*** Records provided ***

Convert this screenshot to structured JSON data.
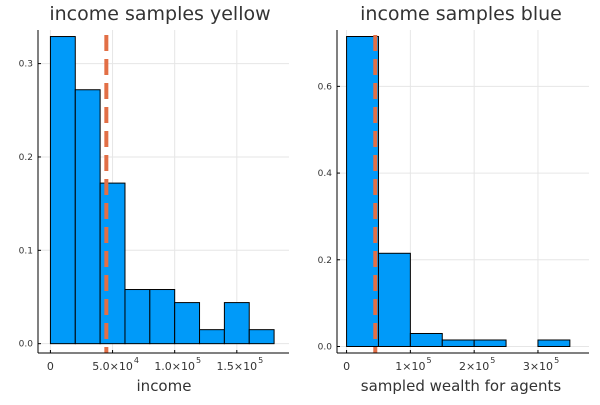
{
  "chart_data": [
    {
      "type": "bar",
      "title": "income samples yellow",
      "xlabel": "income",
      "ylabel": "",
      "xlim": [
        -10000,
        192000
      ],
      "ylim": [
        -0.01,
        0.336
      ],
      "bin_edges": [
        0,
        20000,
        40000,
        60000,
        80000,
        100000,
        120000,
        140000,
        160000,
        180000
      ],
      "values": [
        0.329,
        0.272,
        0.172,
        0.058,
        0.058,
        0.044,
        0.015,
        0.044,
        0.015
      ],
      "vline": 45000,
      "xticks": [
        {
          "value": 0,
          "label": "0",
          "exp": ""
        },
        {
          "value": 50000,
          "label": "5.0×10",
          "exp": "4"
        },
        {
          "value": 100000,
          "label": "1.0×10",
          "exp": "5"
        },
        {
          "value": 150000,
          "label": "1.5×10",
          "exp": "5"
        }
      ],
      "yticks": [
        {
          "value": 0.0,
          "label": "0.0"
        },
        {
          "value": 0.1,
          "label": "0.1"
        },
        {
          "value": 0.2,
          "label": "0.2"
        },
        {
          "value": 0.3,
          "label": "0.3"
        }
      ],
      "grid": true,
      "bar_color": "#009af9",
      "vline_color": "#e26f46"
    },
    {
      "type": "bar",
      "title": "income samples blue",
      "xlabel": "sampled wealth for agents",
      "ylabel": "",
      "xlim": [
        -15000,
        380000
      ],
      "ylim": [
        -0.015,
        0.73
      ],
      "bin_edges": [
        0,
        50000,
        100000,
        150000,
        200000,
        250000,
        300000,
        350000
      ],
      "values": [
        0.715,
        0.215,
        0.03,
        0.015,
        0.015,
        0.0,
        0.015
      ],
      "vline": 45000,
      "xticks": [
        {
          "value": 0,
          "label": "0",
          "exp": ""
        },
        {
          "value": 100000,
          "label": "1×10",
          "exp": "5"
        },
        {
          "value": 200000,
          "label": "2×10",
          "exp": "5"
        },
        {
          "value": 300000,
          "label": "3×10",
          "exp": "5"
        }
      ],
      "yticks": [
        {
          "value": 0.0,
          "label": "0.0"
        },
        {
          "value": 0.2,
          "label": "0.2"
        },
        {
          "value": 0.4,
          "label": "0.4"
        },
        {
          "value": 0.6,
          "label": "0.6"
        }
      ],
      "grid": true,
      "bar_color": "#009af9",
      "vline_color": "#e26f46"
    }
  ]
}
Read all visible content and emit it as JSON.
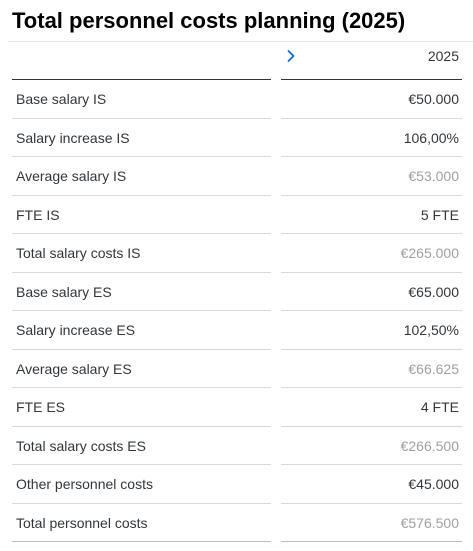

***

*Work required:*
Filter lines by "samples" and return each hit.

*The reply:*
      "title": "income samples yellow",
      "title": "income samples blue",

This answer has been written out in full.